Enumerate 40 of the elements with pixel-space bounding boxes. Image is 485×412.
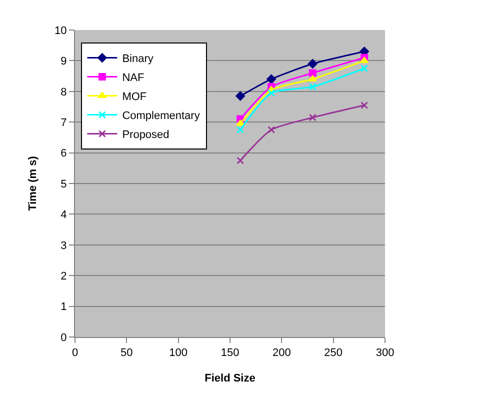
point xyxy=(308,69,316,77)
point xyxy=(268,89,276,97)
legend-label: NAF xyxy=(122,72,144,84)
x-tick-label: 250 xyxy=(324,347,343,360)
y-tick-label: 1 xyxy=(60,301,67,314)
x-tick-label: 100 xyxy=(169,347,188,360)
point xyxy=(236,120,245,126)
y-tick-label: 4 xyxy=(60,209,67,222)
legend-label: Complementary xyxy=(122,110,200,122)
point xyxy=(268,126,276,134)
point xyxy=(236,156,244,164)
y-tick-label: 10 xyxy=(54,24,67,37)
x-tick-label: 50 xyxy=(120,347,133,360)
point xyxy=(308,83,316,91)
point xyxy=(308,59,318,68)
y-tick-label: 5 xyxy=(60,178,67,190)
x-axis-title: Field Size xyxy=(204,372,256,384)
x-tick-label: 200 xyxy=(272,347,291,360)
x-tick-label: 300 xyxy=(376,347,394,360)
y-tick-label: 0 xyxy=(60,332,67,344)
point xyxy=(236,126,244,134)
y-tick-label: 2 xyxy=(60,270,67,282)
point xyxy=(360,56,369,63)
x-tick-label: 150 xyxy=(220,347,240,360)
legend-label: MOF xyxy=(122,91,147,104)
point xyxy=(360,101,368,109)
point xyxy=(360,64,368,72)
point xyxy=(308,114,316,122)
y-tick-label: 7 xyxy=(60,116,67,129)
y-tick-label: 9 xyxy=(60,56,67,68)
y-axis-title: Time (m s) xyxy=(27,156,40,211)
point xyxy=(308,75,317,82)
legend-label: Binary xyxy=(122,53,154,66)
y-tick-label: 3 xyxy=(60,240,67,252)
point xyxy=(266,74,276,84)
x-tick-label: 0 xyxy=(72,347,78,360)
point xyxy=(236,91,245,101)
legend-label: Proposed xyxy=(122,129,170,142)
y-tick-label: 6 xyxy=(60,148,67,160)
y-tick-label: 8 xyxy=(60,86,67,98)
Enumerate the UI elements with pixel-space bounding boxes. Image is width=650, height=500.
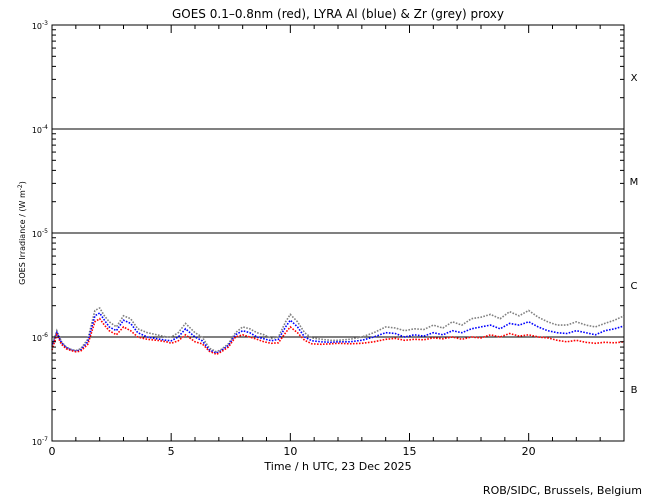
series-layer [51, 306, 625, 356]
y-axis: 10-3 10-4 10-5 10-6 10-7 [32, 20, 624, 447]
x-tick-label: 5 [168, 445, 175, 458]
chart-title: GOES 0.1–0.8nm (red), LYRA Al (blue) & Z… [172, 7, 504, 21]
x-tick-label: 10 [283, 445, 297, 458]
y-tick-label: 10-5 [32, 228, 48, 239]
x-tick-label: 15 [403, 445, 417, 458]
y-axis-label-sup: -2 [17, 184, 24, 190]
x-axis: 0 5 10 15 20 [49, 25, 601, 458]
y-tick-label: 10-7 [32, 436, 48, 447]
x-tick-label: 20 [522, 445, 536, 458]
series-line [51, 311, 625, 354]
y-axis-label-end: ) [18, 181, 27, 184]
y-axis-label-main: GOES Irradiance / (W m [18, 190, 27, 285]
y-tick-label: 10-6 [32, 332, 48, 343]
x-tick-label: 0 [49, 445, 56, 458]
flare-class-labels: X M C B [630, 73, 639, 396]
flare-threshold-lines [52, 128, 624, 338]
flare-class-label: B [631, 385, 638, 396]
credit-text: ROB/SIDC, Brussels, Belgium [482, 484, 642, 497]
y-axis-label: GOES Irradiance / (W m-2) [17, 181, 27, 285]
flare-class-label: X [631, 73, 638, 84]
flare-class-label: C [631, 281, 638, 292]
y-tick-label: 10-3 [32, 20, 48, 31]
flare-class-label: M [630, 177, 639, 188]
y-tick-label: 10-4 [32, 124, 48, 135]
x-axis-label: Time / h UTC, 23 Dec 2025 [263, 460, 411, 473]
series-line [51, 317, 625, 356]
series-line [51, 306, 625, 353]
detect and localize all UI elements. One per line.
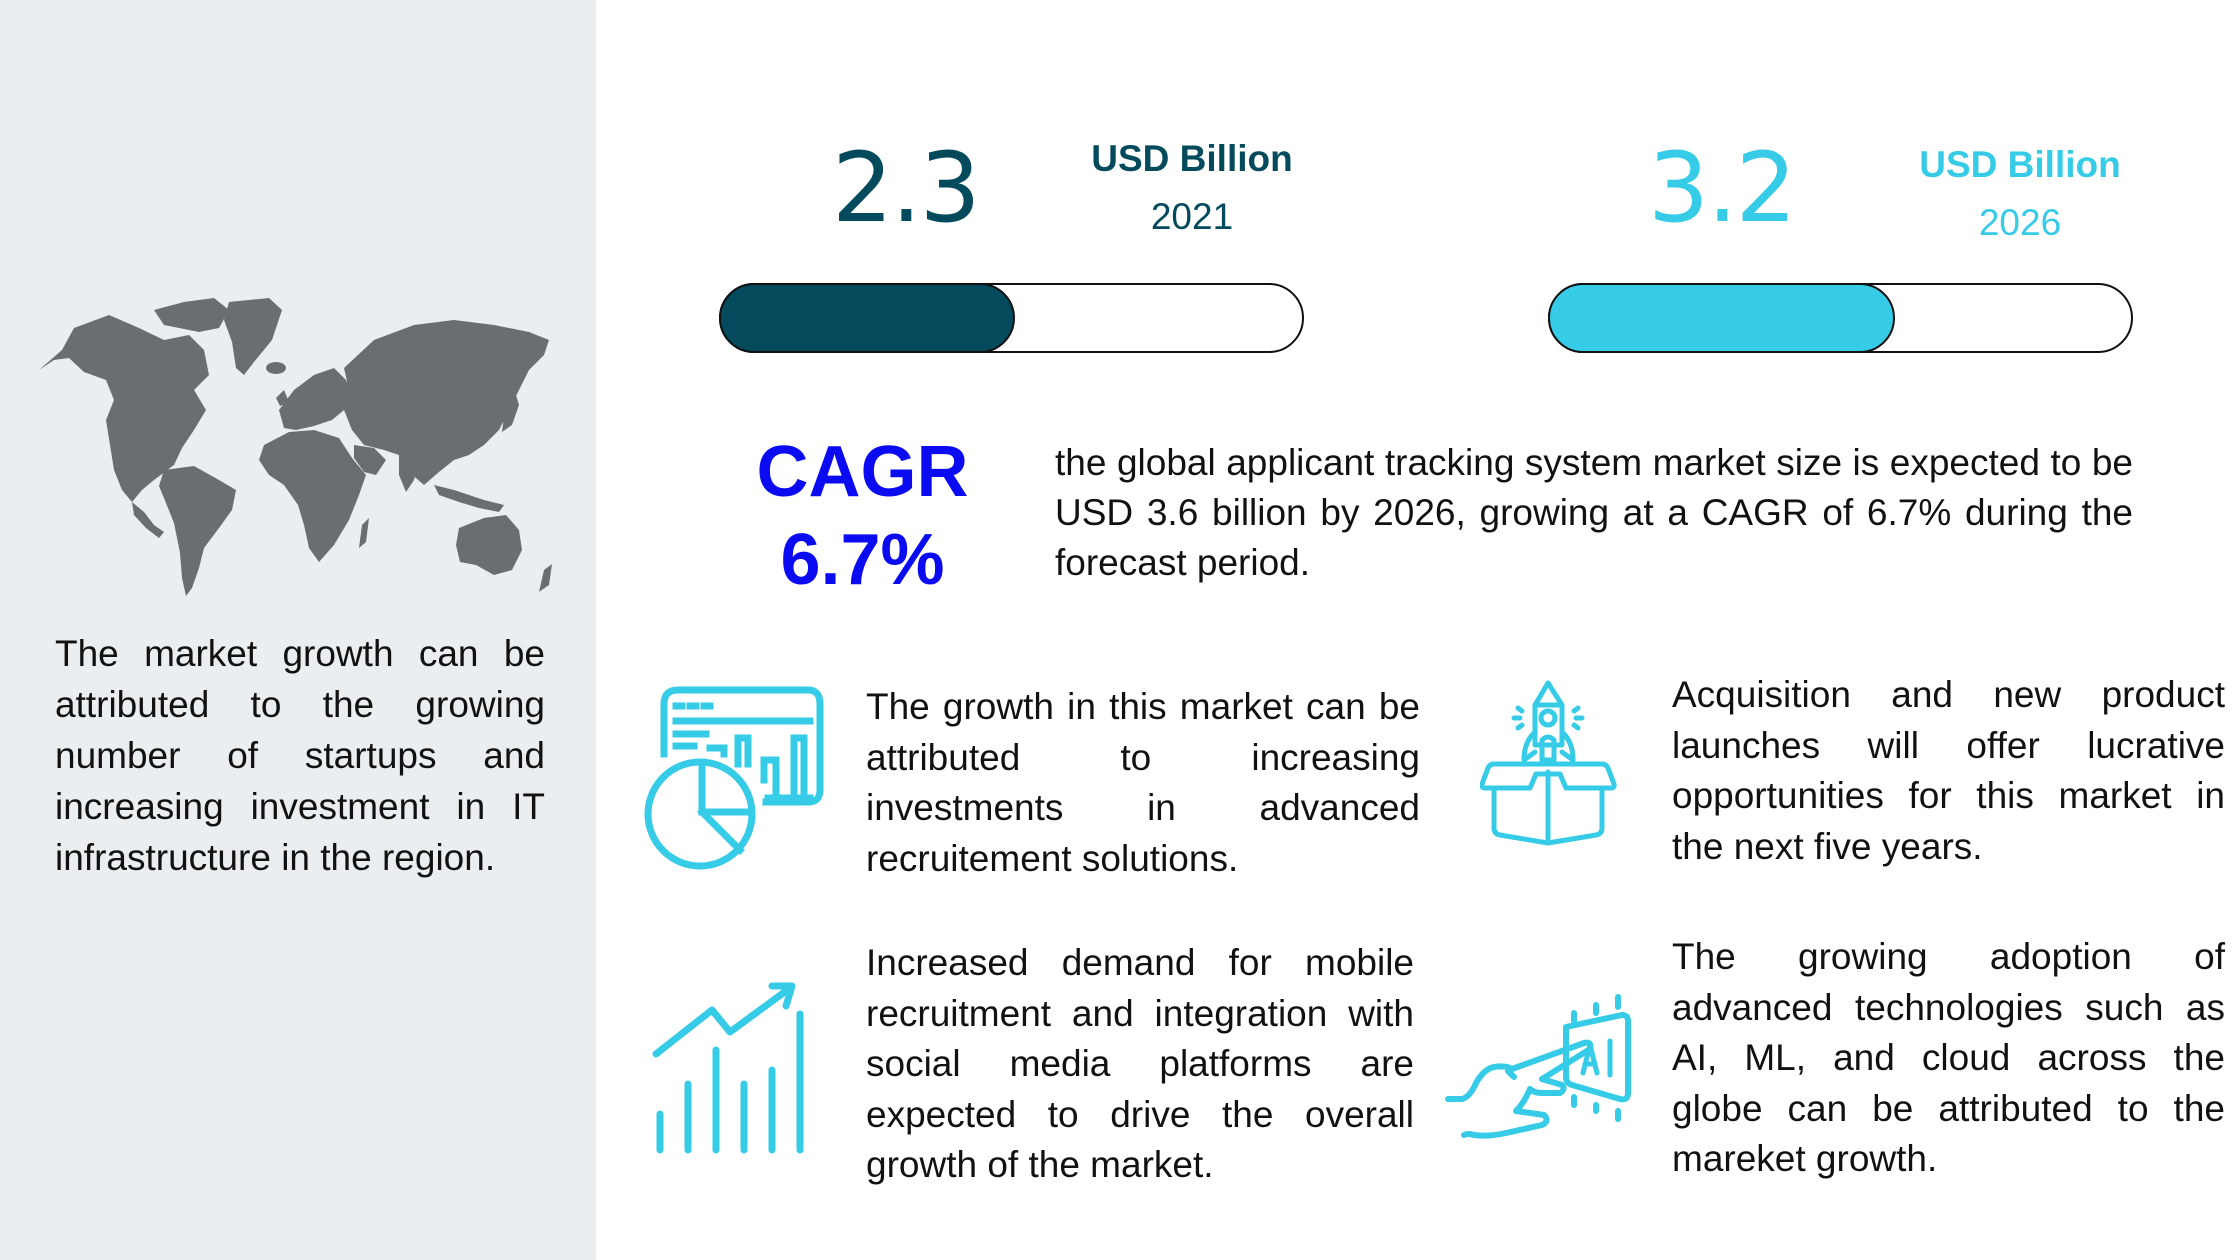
dashboard-chart-icon (636, 684, 824, 870)
metric-2021-value: 2.3 (832, 132, 981, 244)
cagr-highlight: CAGR 6.7% (740, 428, 985, 604)
metric-2026-year: 2026 (1978, 202, 2062, 243)
insight-text-2: Acquisition and new product launches wil… (1672, 674, 2225, 867)
ai-touch-icon (1444, 993, 1634, 1141)
cagr-value: 6.7% (780, 520, 945, 600)
progress-bar-2021 (719, 283, 1304, 353)
rocket-box-icon (1480, 680, 1620, 846)
growth-chart-icon (650, 978, 806, 1156)
insight-text-4: The growing adoption of advanced technol… (1672, 936, 2225, 1179)
world-map-icon (14, 280, 586, 596)
progress-bar-2026 (1548, 283, 2133, 353)
metric-2021-unit: USD Billion (1091, 138, 1293, 179)
progress-fill-2021 (719, 283, 1015, 353)
metric-2026-value: 3.2 (1648, 132, 1797, 244)
cagr-summary: the global applicant tracking system mar… (1055, 442, 2133, 583)
left-panel: The market growth can be attributed to t… (0, 0, 596, 1260)
left-panel-description: The market growth can be attributed to t… (55, 633, 545, 878)
cagr-label: CAGR (756, 432, 969, 512)
insight-text-1: The growth in this market can be attribu… (866, 686, 1420, 879)
metric-2026-unit: USD Billion (1919, 144, 2121, 185)
metric-2021-year: 2021 (1150, 196, 1234, 237)
insight-text-3: Increased demand for mobile recruitment … (866, 942, 1414, 1185)
progress-fill-2026 (1548, 283, 1895, 353)
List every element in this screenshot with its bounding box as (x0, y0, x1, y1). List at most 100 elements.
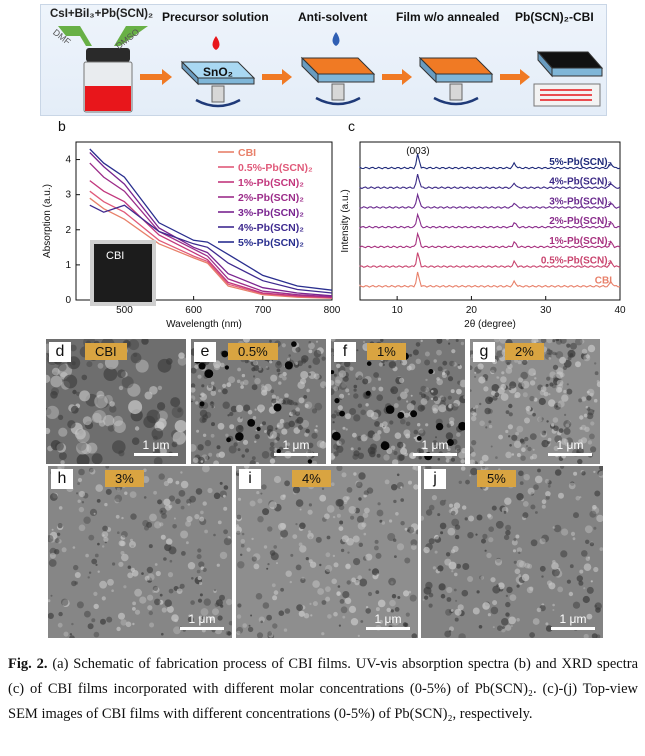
sem-scale-bar: 1 μm (548, 438, 592, 456)
sem-texture (236, 466, 418, 638)
sem-panel-j: j 5% 1 μm (421, 466, 603, 638)
absorption-chart: 500 600 700 800 0 1 2 3 4 Wavelength (nm) Absorpti… (42, 141, 341, 330)
sem-panel-h: h 3% 1 μm (48, 466, 232, 638)
process-arrow-3 (382, 69, 412, 85)
xrd-line-2 (359, 192, 621, 209)
sem-panel-letter: f (334, 342, 356, 362)
schematic-drawing (58, 26, 604, 113)
plot-frame (359, 141, 621, 301)
xrd-line-5 (359, 252, 621, 269)
xrd-series-label: 2%-Pb(SCN)₂ (549, 216, 612, 227)
reagents-label: CsI+BiI₃+Pb(SCN)₂ (50, 8, 154, 20)
x-tick-label: 800 (324, 305, 341, 316)
dmso-arrow (114, 26, 148, 46)
xrd-series-label: 1%-Pb(SCN)₂ (549, 236, 612, 247)
x-axis-label: Wavelength (nm) (166, 319, 242, 330)
substrate-antisolvent (300, 56, 376, 106)
substrate-cbi-annealed (533, 50, 604, 107)
vial-solution (85, 86, 131, 111)
sem-scale-line (366, 627, 410, 630)
xrd-series-label: CBI (595, 275, 612, 286)
sem-concentration-badge: 1% (367, 343, 406, 360)
x-tick-label: 30 (540, 305, 552, 316)
sem-concentration-badge: 5% (477, 470, 516, 487)
sno2-label: SnO₂ (203, 65, 233, 79)
sem-scale-line (274, 453, 318, 456)
cbi-film-photo: CBI (90, 240, 156, 306)
step-anti-solvent: Anti-solvent (298, 10, 368, 24)
sem-panel-e: e 0.5% 1 μm (191, 339, 326, 464)
step-film-unannealed: Film w/o annealed (396, 10, 500, 24)
y-axis-label: Absorption (a.u.) (42, 184, 53, 258)
caption-text: (a) Schematic of fabrication process of … (8, 656, 638, 722)
absorption-line-3 (89, 162, 333, 298)
sem-scale-label: 1 μm (374, 612, 402, 626)
sem-panel-d: d CBI 1 μm (46, 339, 186, 464)
y-tick-label: 2 (65, 225, 71, 236)
sem-scale-label: 1 μm (421, 438, 449, 452)
sem-concentration-badge: 2% (505, 343, 544, 360)
y-tick-label: 1 (65, 260, 71, 271)
sem-scale-bar: 1 μm (413, 438, 457, 456)
sem-scale-label: 1 μm (556, 438, 584, 452)
legend-entry: 3%-Pb(SCN)₂ (238, 207, 304, 219)
x-tick-label: 20 (466, 305, 478, 316)
sem-texture (470, 339, 600, 464)
sem-scale-line (134, 453, 178, 456)
sem-scale-bar: 1 μm (180, 612, 224, 630)
x-tick-label: 700 (254, 305, 271, 316)
sem-panel-letter: i (239, 469, 261, 489)
sem-scale-label: 1 μm (282, 438, 310, 452)
y-tick-label: 0 (65, 295, 71, 306)
xrd-line-3 (359, 212, 621, 229)
legend-entry: 4%-Pb(SCN)₂ (238, 222, 304, 234)
sem-texture (191, 339, 326, 464)
sem-texture (421, 466, 603, 638)
x-tick-label: 40 (614, 305, 626, 316)
xrd-series-label: 5%-Pb(SCN)₂ (549, 157, 612, 168)
sem-scale-bar: 1 μm (274, 438, 318, 456)
sem-concentration-badge: 4% (292, 470, 331, 487)
sem-scale-bar: 1 μm (366, 612, 410, 630)
x-tick-label: 10 (392, 305, 404, 316)
plot-frame (75, 141, 333, 301)
legend-entry: 5%-Pb(SCN)₂ (238, 237, 304, 249)
sem-panel-letter: d (49, 342, 71, 362)
xrd-line-4 (359, 231, 621, 249)
sem-scale-label: 1 μm (559, 612, 587, 626)
absorption-line-4 (89, 152, 333, 297)
panel-b-label: b (58, 118, 66, 134)
sem-scale-label: 1 μm (188, 612, 216, 626)
panel-c-label: c (348, 118, 355, 134)
sem-panel-f: f 1% 1 μm (331, 339, 465, 464)
process-arrow-1 (140, 69, 172, 85)
y-tick-label: 4 (65, 155, 71, 166)
precursor-drop-icon (212, 36, 220, 50)
absorption-line-0 (89, 197, 333, 299)
legend-entry: CBI (238, 147, 256, 159)
caption-label: Fig. 2. (8, 656, 48, 672)
absorption-line-5 (89, 204, 333, 294)
sem-panel-letter: g (473, 342, 495, 362)
legend-entry: 0.5%-Pb(SCN)₂ (238, 162, 313, 174)
x-tick-label: 600 (185, 305, 202, 316)
sem-scale-line (413, 453, 457, 456)
step-precursor-solution: Precursor solution (162, 10, 269, 24)
sem-concentration-badge: CBI (85, 343, 127, 360)
sem-texture (331, 339, 465, 464)
y-axis-label: Intensity (a.u.) (340, 189, 351, 252)
x-axis-label: 2θ (degree) (464, 319, 516, 330)
sem-panel-letter: e (194, 342, 216, 362)
step-pbscn2-cbi: Pb(SCN)₂-CBI (515, 10, 594, 24)
sem-scale-bar: 1 μm (134, 438, 178, 456)
xrd-line-0 (359, 153, 621, 170)
figure-caption: Fig. 2. (a) Schematic of fabrication pro… (8, 652, 638, 727)
sem-panel-letter: h (51, 469, 73, 489)
peak-label: (003) (406, 146, 429, 157)
y-tick-label: 3 (65, 190, 71, 201)
sem-panel-letter: j (424, 469, 446, 489)
x-tick-label: 500 (116, 305, 133, 316)
sem-texture (46, 339, 186, 464)
sem-panel-i: i 4% 1 μm (236, 466, 418, 638)
inset-label: CBI (106, 250, 125, 262)
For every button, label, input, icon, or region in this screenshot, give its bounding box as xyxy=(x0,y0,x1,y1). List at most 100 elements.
══════════════════════════════
## EXERCISE
Return the lines of the data from the line containing "sem-scale-bar: 1 μm (548, 438, 592, 456)" up to and including the line containing "plot-frame (359, 141, 621, 301)", copied exactly and with nothing else.

## WRITTEN RESPONSE
sem-scale-bar: 1 μm (548, 438, 592, 456)
sem-texture (236, 466, 418, 638)
sem-panel-j: j 5% 1 μm (421, 466, 603, 638)
absorption-chart: 500 600 700 800 0 1 2 3 4 Wavelength (nm) Absorpti… (42, 141, 341, 330)
sem-panel-h: h 3% 1 μm (48, 466, 232, 638)
process-arrow-3 (382, 69, 412, 85)
xrd-line-2 (359, 192, 621, 209)
sem-panel-letter: f (334, 342, 356, 362)
schematic-drawing (58, 26, 604, 113)
plot-frame (359, 141, 621, 301)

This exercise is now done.